DIRECTIONS FOR THIS TASK
Can you restate the records below word for word?

━━ DATA SUPPLIED ━━

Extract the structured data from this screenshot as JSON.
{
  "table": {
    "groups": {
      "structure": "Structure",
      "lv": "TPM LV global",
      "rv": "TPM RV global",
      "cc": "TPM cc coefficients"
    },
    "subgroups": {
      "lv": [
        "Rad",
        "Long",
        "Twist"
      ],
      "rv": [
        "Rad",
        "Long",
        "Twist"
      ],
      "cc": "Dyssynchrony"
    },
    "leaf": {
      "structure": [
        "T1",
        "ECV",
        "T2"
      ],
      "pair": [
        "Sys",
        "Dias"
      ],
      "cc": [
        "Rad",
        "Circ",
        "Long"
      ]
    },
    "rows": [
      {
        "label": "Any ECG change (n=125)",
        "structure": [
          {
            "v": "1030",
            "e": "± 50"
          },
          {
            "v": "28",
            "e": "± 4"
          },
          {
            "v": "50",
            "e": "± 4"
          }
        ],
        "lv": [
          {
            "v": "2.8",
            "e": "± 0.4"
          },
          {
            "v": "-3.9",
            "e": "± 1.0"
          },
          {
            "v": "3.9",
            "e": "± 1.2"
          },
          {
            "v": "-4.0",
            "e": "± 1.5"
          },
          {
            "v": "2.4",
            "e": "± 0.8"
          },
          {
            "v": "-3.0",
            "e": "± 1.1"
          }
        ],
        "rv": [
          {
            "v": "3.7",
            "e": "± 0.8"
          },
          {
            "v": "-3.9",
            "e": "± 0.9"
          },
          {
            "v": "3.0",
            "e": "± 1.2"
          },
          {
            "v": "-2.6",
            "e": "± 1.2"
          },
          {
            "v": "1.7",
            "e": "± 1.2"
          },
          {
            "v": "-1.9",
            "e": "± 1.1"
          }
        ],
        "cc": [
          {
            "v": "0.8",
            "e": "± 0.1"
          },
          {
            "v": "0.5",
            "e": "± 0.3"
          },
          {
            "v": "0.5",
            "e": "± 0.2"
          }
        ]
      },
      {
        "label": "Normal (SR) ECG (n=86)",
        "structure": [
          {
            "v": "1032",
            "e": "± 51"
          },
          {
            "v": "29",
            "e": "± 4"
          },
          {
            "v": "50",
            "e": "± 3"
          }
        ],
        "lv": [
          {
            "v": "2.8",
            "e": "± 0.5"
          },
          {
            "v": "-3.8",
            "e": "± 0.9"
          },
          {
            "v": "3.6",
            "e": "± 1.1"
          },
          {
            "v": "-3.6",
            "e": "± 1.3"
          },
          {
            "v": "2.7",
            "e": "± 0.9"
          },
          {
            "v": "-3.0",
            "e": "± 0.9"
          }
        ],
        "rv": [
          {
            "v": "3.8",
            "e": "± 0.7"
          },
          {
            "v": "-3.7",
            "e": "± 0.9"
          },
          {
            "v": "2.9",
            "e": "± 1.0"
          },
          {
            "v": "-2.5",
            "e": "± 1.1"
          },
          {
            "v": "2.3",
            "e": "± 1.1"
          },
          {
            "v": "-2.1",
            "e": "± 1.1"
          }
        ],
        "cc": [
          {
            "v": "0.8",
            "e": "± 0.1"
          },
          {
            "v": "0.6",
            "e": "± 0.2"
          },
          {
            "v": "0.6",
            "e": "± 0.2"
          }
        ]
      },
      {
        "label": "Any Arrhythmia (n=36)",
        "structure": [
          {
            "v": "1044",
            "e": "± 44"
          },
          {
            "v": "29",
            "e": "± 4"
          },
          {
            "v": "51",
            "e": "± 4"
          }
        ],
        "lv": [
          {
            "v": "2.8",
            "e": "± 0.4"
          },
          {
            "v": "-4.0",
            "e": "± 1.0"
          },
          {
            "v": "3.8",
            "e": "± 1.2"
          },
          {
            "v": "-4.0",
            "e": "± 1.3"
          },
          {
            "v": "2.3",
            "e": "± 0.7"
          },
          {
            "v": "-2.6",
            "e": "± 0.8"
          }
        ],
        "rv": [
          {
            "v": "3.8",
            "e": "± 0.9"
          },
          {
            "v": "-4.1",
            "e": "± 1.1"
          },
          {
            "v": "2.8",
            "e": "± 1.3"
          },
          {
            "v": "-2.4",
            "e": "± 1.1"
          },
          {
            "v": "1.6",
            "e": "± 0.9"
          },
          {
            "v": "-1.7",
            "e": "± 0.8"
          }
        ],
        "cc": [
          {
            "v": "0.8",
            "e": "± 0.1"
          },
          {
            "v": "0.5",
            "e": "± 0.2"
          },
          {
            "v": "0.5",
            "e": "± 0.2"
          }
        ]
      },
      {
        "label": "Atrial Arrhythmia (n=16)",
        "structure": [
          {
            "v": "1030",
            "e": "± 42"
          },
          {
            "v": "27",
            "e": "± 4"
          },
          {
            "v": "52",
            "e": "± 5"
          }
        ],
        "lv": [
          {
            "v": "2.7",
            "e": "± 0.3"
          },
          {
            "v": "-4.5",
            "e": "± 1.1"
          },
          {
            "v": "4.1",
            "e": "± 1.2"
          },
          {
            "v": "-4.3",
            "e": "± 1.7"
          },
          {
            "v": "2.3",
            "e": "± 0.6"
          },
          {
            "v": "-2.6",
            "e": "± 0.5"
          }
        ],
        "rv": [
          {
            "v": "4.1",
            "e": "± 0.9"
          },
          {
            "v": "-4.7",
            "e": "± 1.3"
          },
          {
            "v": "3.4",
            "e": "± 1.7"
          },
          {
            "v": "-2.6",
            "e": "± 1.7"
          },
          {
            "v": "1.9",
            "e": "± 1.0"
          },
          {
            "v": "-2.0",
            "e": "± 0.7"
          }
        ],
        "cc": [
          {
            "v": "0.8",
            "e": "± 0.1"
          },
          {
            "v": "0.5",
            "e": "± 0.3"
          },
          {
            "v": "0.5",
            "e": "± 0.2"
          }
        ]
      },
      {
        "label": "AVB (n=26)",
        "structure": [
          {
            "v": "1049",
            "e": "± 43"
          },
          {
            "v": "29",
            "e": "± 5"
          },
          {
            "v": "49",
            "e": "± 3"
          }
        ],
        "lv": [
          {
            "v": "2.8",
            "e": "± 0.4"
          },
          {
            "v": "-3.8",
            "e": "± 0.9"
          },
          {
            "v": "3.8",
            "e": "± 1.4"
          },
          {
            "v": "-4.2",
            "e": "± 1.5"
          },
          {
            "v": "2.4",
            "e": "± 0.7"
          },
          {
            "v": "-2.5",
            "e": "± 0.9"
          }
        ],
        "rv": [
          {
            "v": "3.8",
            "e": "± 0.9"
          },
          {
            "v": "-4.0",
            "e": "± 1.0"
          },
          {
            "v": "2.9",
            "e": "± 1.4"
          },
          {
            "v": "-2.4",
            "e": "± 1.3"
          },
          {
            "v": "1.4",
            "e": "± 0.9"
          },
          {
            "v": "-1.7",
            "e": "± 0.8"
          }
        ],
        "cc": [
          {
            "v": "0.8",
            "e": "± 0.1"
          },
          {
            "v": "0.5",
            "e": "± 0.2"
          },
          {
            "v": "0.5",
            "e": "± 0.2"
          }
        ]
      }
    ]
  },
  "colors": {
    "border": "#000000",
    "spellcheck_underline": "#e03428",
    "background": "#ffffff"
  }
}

━━━

OUTPUT BELOW
Extract the structured data from this screenshot as JSON.
{
  "table": {
    "groups": {
      "structure": "Structure",
      "lv": "TPM LV global",
      "rv": "TPM RV global",
      "cc": "TPM cc coefficients"
    },
    "subgroups": {
      "lv": [
        "Rad",
        "Long",
        "Twist"
      ],
      "rv": [
        "Rad",
        "Long",
        "Twist"
      ],
      "cc": "Dyssynchrony"
    },
    "leaf": {
      "structure": [
        "T1",
        "ECV",
        "T2"
      ],
      "pair": [
        "Sys",
        "Dias"
      ],
      "cc": [
        "Rad",
        "Circ",
        "Long"
      ]
    },
    "rows": [
      {
        "label": "Any ECG change (n=125)",
        "structure": [
          {
            "v": "1030",
            "e": "± 50"
          },
          {
            "v": "28",
            "e": "± 4"
          },
          {
            "v": "50",
            "e": "± 4"
          }
        ],
        "lv": [
          {
            "v": "2.8",
            "e": "± 0.4"
          },
          {
            "v": "-3.9",
            "e": "± 1.0"
          },
          {
            "v": "3.9",
            "e": "± 1.2"
          },
          {
            "v": "-4.0",
            "e": "± 1.5"
          },
          {
            "v": "2.4",
            "e": "± 0.8"
          },
          {
            "v": "-3.0",
            "e": "± 1.1"
          }
        ],
        "rv": [
          {
            "v": "3.7",
            "e": "± 0.8"
          },
          {
            "v": "-3.9",
            "e": "± 0.9"
          },
          {
            "v": "3.0",
            "e": "± 1.2"
          },
          {
            "v": "-2.6",
            "e": "± 1.2"
          },
          {
            "v": "1.7",
            "e": "± 1.2"
          },
          {
            "v": "-1.9",
            "e": "± 1.1"
          }
        ],
        "cc": [
          {
            "v": "0.8",
            "e": "± 0.1"
          },
          {
            "v": "0.5",
            "e": "± 0.3"
          },
          {
            "v": "0.5",
            "e": "± 0.2"
          }
        ]
      },
      {
        "label": "Normal (SR) ECG (n=86)",
        "structure": [
          {
            "v": "1032",
            "e": "± 51"
          },
          {
            "v": "29",
            "e": "± 4"
          },
          {
            "v": "50",
            "e": "± 3"
          }
        ],
        "lv": [
          {
            "v": "2.8",
            "e": "± 0.5"
          },
          {
            "v": "-3.8",
            "e": "± 0.9"
          },
          {
            "v": "3.6",
            "e": "± 1.1"
          },
          {
            "v": "-3.6",
            "e": "± 1.3"
          },
          {
            "v": "2.7",
            "e": "± 0.9"
          },
          {
            "v": "-3.0",
            "e": "± 0.9"
          }
        ],
        "rv": [
          {
            "v": "3.8",
            "e": "± 0.7"
          },
          {
            "v": "-3.7",
            "e": "± 0.9"
          },
          {
            "v": "2.9",
            "e": "± 1.0"
          },
          {
            "v": "-2.5",
            "e": "± 1.1"
          },
          {
            "v": "2.3",
            "e": "± 1.1"
          },
          {
            "v": "-2.1",
            "e": "± 1.1"
          }
        ],
        "cc": [
          {
            "v": "0.8",
            "e": "± 0.1"
          },
          {
            "v": "0.6",
            "e": "± 0.2"
          },
          {
            "v": "0.6",
            "e": "± 0.2"
          }
        ]
      },
      {
        "label": "Any Arrhythmia (n=36)",
        "structure": [
          {
            "v": "1044",
            "e": "± 44"
          },
          {
            "v": "29",
            "e": "± 4"
          },
          {
            "v": "51",
            "e": "± 4"
          }
        ],
        "lv": [
          {
            "v": "2.8",
            "e": "± 0.4"
          },
          {
            "v": "-4.0",
            "e": "± 1.0"
          },
          {
            "v": "3.8",
            "e": "± 1.2"
          },
          {
            "v": "-4.0",
            "e": "± 1.3"
          },
          {
            "v": "2.3",
            "e": "± 0.7"
          },
          {
            "v": "-2.6",
            "e": "± 0.8"
          }
        ],
        "rv": [
          {
            "v": "3.8",
            "e": "± 0.9"
          },
          {
            "v": "-4.1",
            "e": "± 1.1"
          },
          {
            "v": "2.8",
            "e": "± 1.3"
          },
          {
            "v": "-2.4",
            "e": "± 1.1"
          },
          {
            "v": "1.6",
            "e": "± 0.9"
          },
          {
            "v": "-1.7",
            "e": "± 0.8"
          }
        ],
        "cc": [
          {
            "v": "0.8",
            "e": "± 0.1"
          },
          {
            "v": "0.5",
            "e": "± 0.2"
          },
          {
            "v": "0.5",
            "e": "± 0.2"
          }
        ]
      },
      {
        "label": "Atrial Arrhythmia (n=16)",
        "structure": [
          {
            "v": "1030",
            "e": "± 42"
          },
          {
            "v": "27",
            "e": "± 4"
          },
          {
            "v": "52",
            "e": "± 5"
          }
        ],
        "lv": [
          {
            "v": "2.7",
            "e": "± 0.3"
          },
          {
            "v": "-4.5",
            "e": "± 1.1"
          },
          {
            "v": "4.1",
            "e": "± 1.2"
          },
          {
            "v": "-4.3",
            "e": "± 1.7"
          },
          {
            "v": "2.3",
            "e": "± 0.6"
          },
          {
            "v": "-2.6",
            "e": "± 0.5"
          }
        ],
        "rv": [
          {
            "v": "4.1",
            "e": "± 0.9"
          },
          {
            "v": "-4.7",
            "e": "± 1.3"
          },
          {
            "v": "3.4",
            "e": "± 1.7"
          },
          {
            "v": "-2.6",
            "e": "± 1.7"
          },
          {
            "v": "1.9",
            "e": "± 1.0"
          },
          {
            "v": "-2.0",
            "e": "± 0.7"
          }
        ],
        "cc": [
          {
            "v": "0.8",
            "e": "± 0.1"
          },
          {
            "v": "0.5",
            "e": "± 0.3"
          },
          {
            "v": "0.5",
            "e": "± 0.2"
          }
        ]
      },
      {
        "label": "AVB (n=26)",
        "structure": [
          {
            "v": "1049",
            "e": "± 43"
          },
          {
            "v": "29",
            "e": "± 5"
          },
          {
            "v": "49",
            "e": "± 3"
          }
        ],
        "lv": [
          {
            "v": "2.8",
            "e": "± 0.4"
          },
          {
            "v": "-3.8",
            "e": "± 0.9"
          },
          {
            "v": "3.8",
            "e": "± 1.4"
          },
          {
            "v": "-4.2",
            "e": "± 1.5"
          },
          {
            "v": "2.4",
            "e": "± 0.7"
          },
          {
            "v": "-2.5",
            "e": "± 0.9"
          }
        ],
        "rv": [
          {
            "v": "3.8",
            "e": "± 0.9"
          },
          {
            "v": "-4.0",
            "e": "± 1.0"
          },
          {
            "v": "2.9",
            "e": "± 1.4"
          },
          {
            "v": "-2.4",
            "e": "± 1.3"
          },
          {
            "v": "1.4",
            "e": "± 0.9"
          },
          {
            "v": "-1.7",
            "e": "± 0.8"
          }
        ],
        "cc": [
          {
            "v": "0.8",
            "e": "± 0.1"
          },
          {
            "v": "0.5",
            "e": "± 0.2"
          },
          {
            "v": "0.5",
            "e": "± 0.2"
          }
        ]
      }
    ]
  },
  "colors": {
    "border": "#000000",
    "spellcheck_underline": "#e03428",
    "background": "#ffffff"
  }
}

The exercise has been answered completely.